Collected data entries
(begin)

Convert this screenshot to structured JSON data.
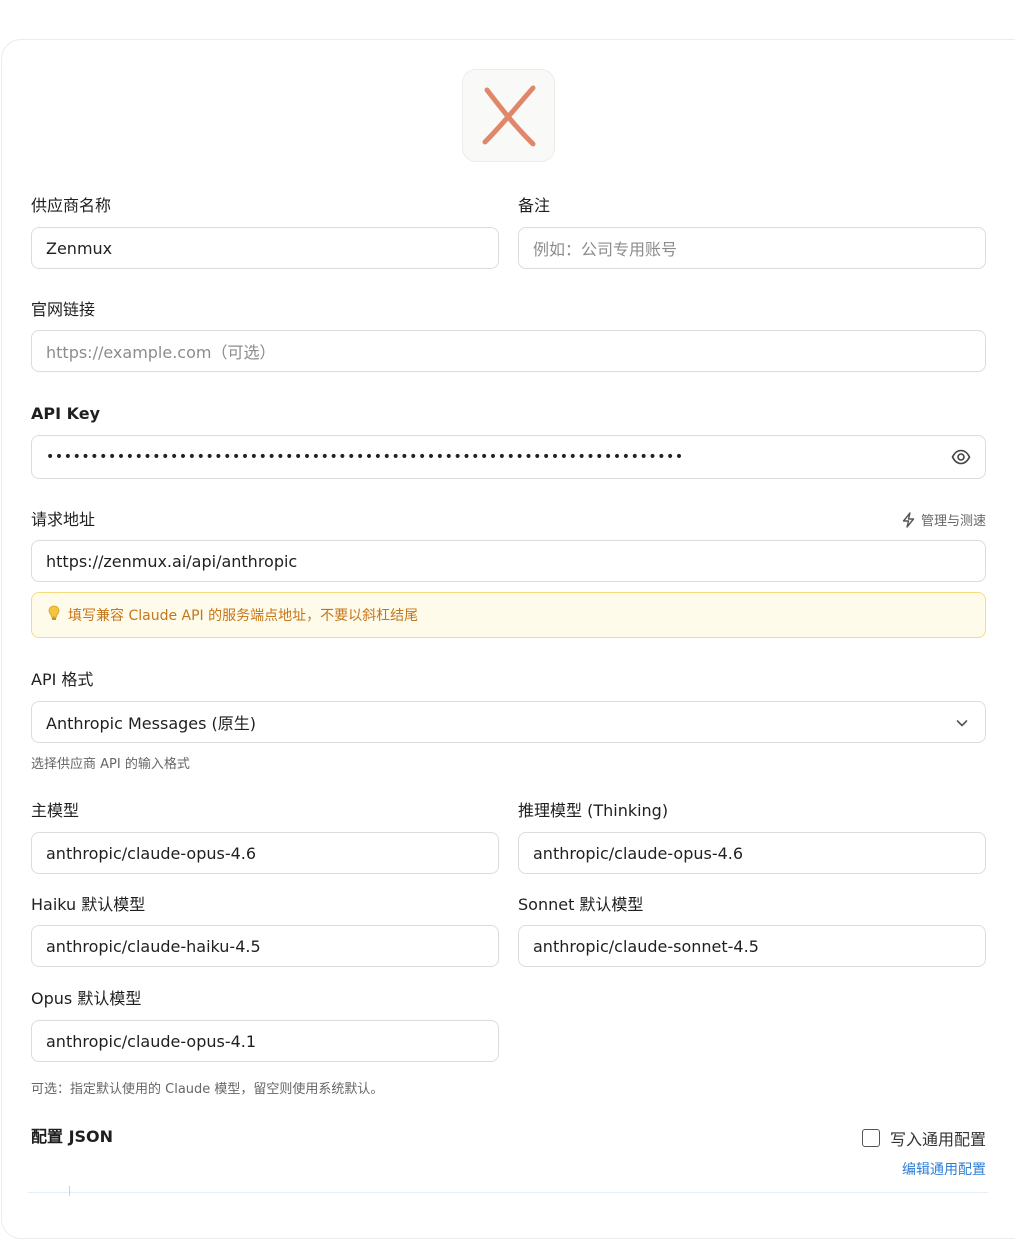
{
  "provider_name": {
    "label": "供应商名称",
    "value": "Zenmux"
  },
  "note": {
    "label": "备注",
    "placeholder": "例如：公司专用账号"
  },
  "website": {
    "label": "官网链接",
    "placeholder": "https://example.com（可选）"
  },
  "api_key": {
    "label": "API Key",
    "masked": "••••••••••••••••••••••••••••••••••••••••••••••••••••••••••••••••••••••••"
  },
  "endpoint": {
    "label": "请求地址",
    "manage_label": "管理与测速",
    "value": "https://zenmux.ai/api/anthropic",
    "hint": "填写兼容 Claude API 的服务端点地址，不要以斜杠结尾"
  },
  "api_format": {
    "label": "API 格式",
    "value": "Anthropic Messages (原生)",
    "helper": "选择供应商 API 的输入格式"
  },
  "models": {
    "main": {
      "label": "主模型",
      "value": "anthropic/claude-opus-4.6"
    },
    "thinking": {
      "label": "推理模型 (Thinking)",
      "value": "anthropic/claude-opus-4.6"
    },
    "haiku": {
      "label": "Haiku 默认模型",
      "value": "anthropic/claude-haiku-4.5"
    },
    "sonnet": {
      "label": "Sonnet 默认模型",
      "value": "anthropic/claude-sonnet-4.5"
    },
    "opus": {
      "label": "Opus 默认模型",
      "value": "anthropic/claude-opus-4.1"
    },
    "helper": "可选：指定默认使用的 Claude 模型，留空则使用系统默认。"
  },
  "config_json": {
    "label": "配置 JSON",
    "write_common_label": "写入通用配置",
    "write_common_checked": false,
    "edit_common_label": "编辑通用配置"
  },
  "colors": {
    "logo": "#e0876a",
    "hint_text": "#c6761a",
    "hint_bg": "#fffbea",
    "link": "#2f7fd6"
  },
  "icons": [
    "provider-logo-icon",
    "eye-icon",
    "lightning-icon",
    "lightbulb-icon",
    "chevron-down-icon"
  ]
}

(end)

Retype each record exactly as it stands, but do not include the pictures.

(Complete response):
Convert this screenshot to structured JSON data.
{
  "provider_name": {
    "label": "供应商名称",
    "value": "Zenmux"
  },
  "note": {
    "label": "备注",
    "placeholder": "例如：公司专用账号"
  },
  "website": {
    "label": "官网链接",
    "placeholder": "https://example.com（可选）"
  },
  "api_key": {
    "label": "API Key",
    "masked": "••••••••••••••••••••••••••••••••••••••••••••••••••••••••••••••••••••••••"
  },
  "endpoint": {
    "label": "请求地址",
    "manage_label": "管理与测速",
    "value": "https://zenmux.ai/api/anthropic",
    "hint": "填写兼容 Claude API 的服务端点地址，不要以斜杠结尾"
  },
  "api_format": {
    "label": "API 格式",
    "value": "Anthropic Messages (原生)",
    "helper": "选择供应商 API 的输入格式"
  },
  "models": {
    "main": {
      "label": "主模型",
      "value": "anthropic/claude-opus-4.6"
    },
    "thinking": {
      "label": "推理模型 (Thinking)",
      "value": "anthropic/claude-opus-4.6"
    },
    "haiku": {
      "label": "Haiku 默认模型",
      "value": "anthropic/claude-haiku-4.5"
    },
    "sonnet": {
      "label": "Sonnet 默认模型",
      "value": "anthropic/claude-sonnet-4.5"
    },
    "opus": {
      "label": "Opus 默认模型",
      "value": "anthropic/claude-opus-4.1"
    },
    "helper": "可选：指定默认使用的 Claude 模型，留空则使用系统默认。"
  },
  "config_json": {
    "label": "配置 JSON",
    "write_common_label": "写入通用配置",
    "write_common_checked": false,
    "edit_common_label": "编辑通用配置"
  },
  "colors": {
    "logo": "#e0876a",
    "hint_text": "#c6761a",
    "hint_bg": "#fffbea",
    "link": "#2f7fd6"
  },
  "icons": [
    "provider-logo-icon",
    "eye-icon",
    "lightning-icon",
    "lightbulb-icon",
    "chevron-down-icon"
  ]
}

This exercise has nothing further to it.